Problem requirements
Output the full listing below exactly as it reads, and skip anything that is a picture.

Data provided
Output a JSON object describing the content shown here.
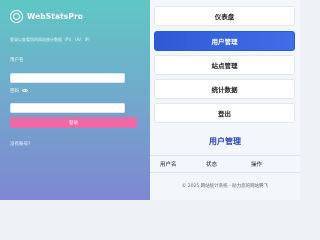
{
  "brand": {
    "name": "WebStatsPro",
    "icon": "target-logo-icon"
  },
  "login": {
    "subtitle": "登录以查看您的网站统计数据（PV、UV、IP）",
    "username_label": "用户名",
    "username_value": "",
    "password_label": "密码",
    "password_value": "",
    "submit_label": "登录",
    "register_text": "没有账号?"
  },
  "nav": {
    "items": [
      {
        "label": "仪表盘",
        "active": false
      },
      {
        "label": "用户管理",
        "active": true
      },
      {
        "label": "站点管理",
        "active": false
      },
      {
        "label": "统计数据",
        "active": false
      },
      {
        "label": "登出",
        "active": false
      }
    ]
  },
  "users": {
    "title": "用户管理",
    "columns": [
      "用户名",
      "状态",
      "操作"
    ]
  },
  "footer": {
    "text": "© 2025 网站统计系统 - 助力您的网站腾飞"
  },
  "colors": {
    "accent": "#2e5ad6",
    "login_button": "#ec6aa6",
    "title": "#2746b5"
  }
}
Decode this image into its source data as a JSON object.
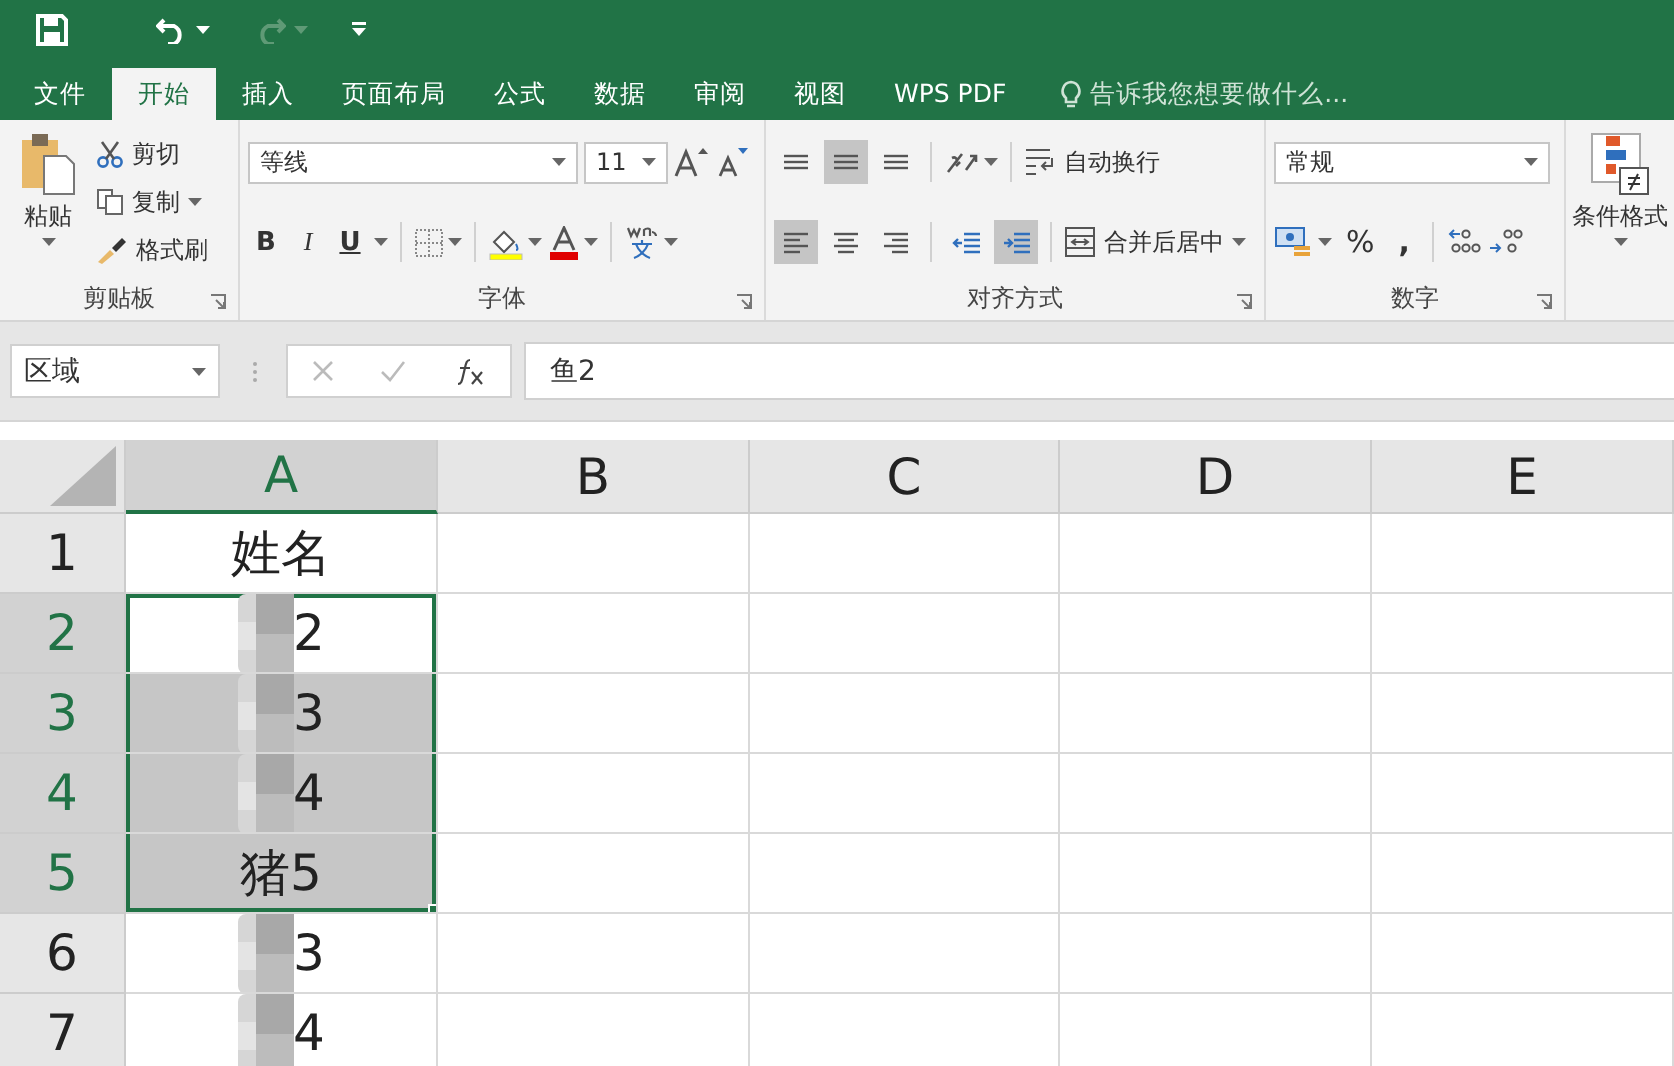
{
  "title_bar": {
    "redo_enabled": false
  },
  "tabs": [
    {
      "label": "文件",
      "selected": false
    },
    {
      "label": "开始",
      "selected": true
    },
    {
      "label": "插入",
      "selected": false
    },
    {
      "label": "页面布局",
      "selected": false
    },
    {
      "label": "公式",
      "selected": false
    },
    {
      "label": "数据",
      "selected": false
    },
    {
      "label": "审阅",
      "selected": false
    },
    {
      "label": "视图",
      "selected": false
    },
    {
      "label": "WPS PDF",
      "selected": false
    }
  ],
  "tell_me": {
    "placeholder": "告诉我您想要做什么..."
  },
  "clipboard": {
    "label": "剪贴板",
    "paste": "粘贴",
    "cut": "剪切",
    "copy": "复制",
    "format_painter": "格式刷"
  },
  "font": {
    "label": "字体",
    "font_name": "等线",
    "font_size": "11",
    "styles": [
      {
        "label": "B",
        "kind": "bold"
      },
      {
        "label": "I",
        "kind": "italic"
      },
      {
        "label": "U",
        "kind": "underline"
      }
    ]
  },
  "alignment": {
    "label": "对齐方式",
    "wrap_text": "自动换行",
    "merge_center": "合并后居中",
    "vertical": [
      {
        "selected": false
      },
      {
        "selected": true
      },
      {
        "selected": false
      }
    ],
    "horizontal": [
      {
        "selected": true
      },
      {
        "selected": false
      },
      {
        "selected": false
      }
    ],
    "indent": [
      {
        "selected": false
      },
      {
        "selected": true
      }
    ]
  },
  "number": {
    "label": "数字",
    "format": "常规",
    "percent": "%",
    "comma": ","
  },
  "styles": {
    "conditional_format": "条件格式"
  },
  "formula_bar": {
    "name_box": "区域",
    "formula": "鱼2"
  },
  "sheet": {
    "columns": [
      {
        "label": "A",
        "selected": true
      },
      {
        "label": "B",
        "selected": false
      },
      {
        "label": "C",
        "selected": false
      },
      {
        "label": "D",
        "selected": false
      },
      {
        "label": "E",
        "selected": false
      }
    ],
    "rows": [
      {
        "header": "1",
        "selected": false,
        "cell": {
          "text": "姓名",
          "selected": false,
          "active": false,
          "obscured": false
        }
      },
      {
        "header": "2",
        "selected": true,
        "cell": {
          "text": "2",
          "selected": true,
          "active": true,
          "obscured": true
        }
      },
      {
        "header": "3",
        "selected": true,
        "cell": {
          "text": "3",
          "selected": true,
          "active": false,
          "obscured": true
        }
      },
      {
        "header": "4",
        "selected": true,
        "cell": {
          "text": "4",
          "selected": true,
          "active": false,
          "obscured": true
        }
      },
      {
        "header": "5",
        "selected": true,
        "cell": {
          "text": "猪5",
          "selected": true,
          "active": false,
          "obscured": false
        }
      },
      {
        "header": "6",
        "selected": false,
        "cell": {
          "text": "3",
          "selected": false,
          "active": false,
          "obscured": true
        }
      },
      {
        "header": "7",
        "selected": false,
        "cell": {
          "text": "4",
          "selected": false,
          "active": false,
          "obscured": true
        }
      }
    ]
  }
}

Exercise solution
Output a JSON object describing the content shown here.
{
  "brand": {
    "name": "WebStatsPro",
    "icon": "target-logo-icon"
  },
  "login": {
    "subtitle": "登录以查看您的网站统计数据（PV、UV、IP）",
    "username_label": "用户名",
    "username_value": "",
    "password_label": "密码",
    "password_value": "",
    "submit_label": "登录",
    "register_text": "没有账号?"
  },
  "nav": {
    "items": [
      {
        "label": "仪表盘",
        "active": false
      },
      {
        "label": "用户管理",
        "active": true
      },
      {
        "label": "站点管理",
        "active": false
      },
      {
        "label": "统计数据",
        "active": false
      },
      {
        "label": "登出",
        "active": false
      }
    ]
  },
  "users": {
    "title": "用户管理",
    "columns": [
      "用户名",
      "状态",
      "操作"
    ]
  },
  "footer": {
    "text": "© 2025 网站统计系统 - 助力您的网站腾飞"
  },
  "colors": {
    "accent": "#2e5ad6",
    "login_button": "#ec6aa6",
    "title": "#2746b5"
  }
}
Decode this image into its source data as a JSON object.
{
  "title_bar": {
    "redo_enabled": false
  },
  "tabs": [
    {
      "label": "文件",
      "selected": false
    },
    {
      "label": "开始",
      "selected": true
    },
    {
      "label": "插入",
      "selected": false
    },
    {
      "label": "页面布局",
      "selected": false
    },
    {
      "label": "公式",
      "selected": false
    },
    {
      "label": "数据",
      "selected": false
    },
    {
      "label": "审阅",
      "selected": false
    },
    {
      "label": "视图",
      "selected": false
    },
    {
      "label": "WPS PDF",
      "selected": false
    }
  ],
  "tell_me": {
    "placeholder": "告诉我您想要做什么..."
  },
  "clipboard": {
    "label": "剪贴板",
    "paste": "粘贴",
    "cut": "剪切",
    "copy": "复制",
    "format_painter": "格式刷"
  },
  "font": {
    "label": "字体",
    "font_name": "等线",
    "font_size": "11",
    "styles": [
      {
        "label": "B",
        "kind": "bold"
      },
      {
        "label": "I",
        "kind": "italic"
      },
      {
        "label": "U",
        "kind": "underline"
      }
    ]
  },
  "alignment": {
    "label": "对齐方式",
    "wrap_text": "自动换行",
    "merge_center": "合并后居中",
    "vertical": [
      {
        "selected": false
      },
      {
        "selected": true
      },
      {
        "selected": false
      }
    ],
    "horizontal": [
      {
        "selected": true
      },
      {
        "selected": false
      },
      {
        "selected": false
      }
    ],
    "indent": [
      {
        "selected": false
      },
      {
        "selected": true
      }
    ]
  },
  "number": {
    "label": "数字",
    "format": "常规",
    "percent": "%",
    "comma": ","
  },
  "styles": {
    "conditional_format": "条件格式"
  },
  "formula_bar": {
    "name_box": "区域",
    "formula": "鱼2"
  },
  "sheet": {
    "columns": [
      {
        "label": "A",
        "selected": true
      },
      {
        "label": "B",
        "selected": false
      },
      {
        "label": "C",
        "selected": false
      },
      {
        "label": "D",
        "selected": false
      },
      {
        "label": "E",
        "selected": false
      }
    ],
    "rows": [
      {
        "header": "1",
        "selected": false,
        "cell": {
          "text": "姓名",
          "selected": false,
          "active": false,
          "obscured": false
        }
      },
      {
        "header": "2",
        "selected": true,
        "cell": {
          "text": "2",
          "selected": true,
          "active": true,
          "obscured": true
        }
      },
      {
        "header": "3",
        "selected": true,
        "cell": {
          "text": "3",
          "selected": true,
          "active": false,
          "obscured": true
        }
      },
      {
        "header": "4",
        "selected": true,
        "cell": {
          "text": "4",
          "selected": true,
          "active": false,
          "obscured": true
        }
      },
      {
        "header": "5",
        "selected": true,
        "cell": {
          "text": "猪5",
          "selected": true,
          "active": false,
          "obscured": false
        }
      },
      {
        "header": "6",
        "selected": false,
        "cell": {
          "text": "3",
          "selected": false,
          "active": false,
          "obscured": true
        }
      },
      {
        "header": "7",
        "selected": false,
        "cell": {
          "text": "4",
          "selected": false,
          "active": false,
          "obscured": true
        }
      }
    ]
  }
}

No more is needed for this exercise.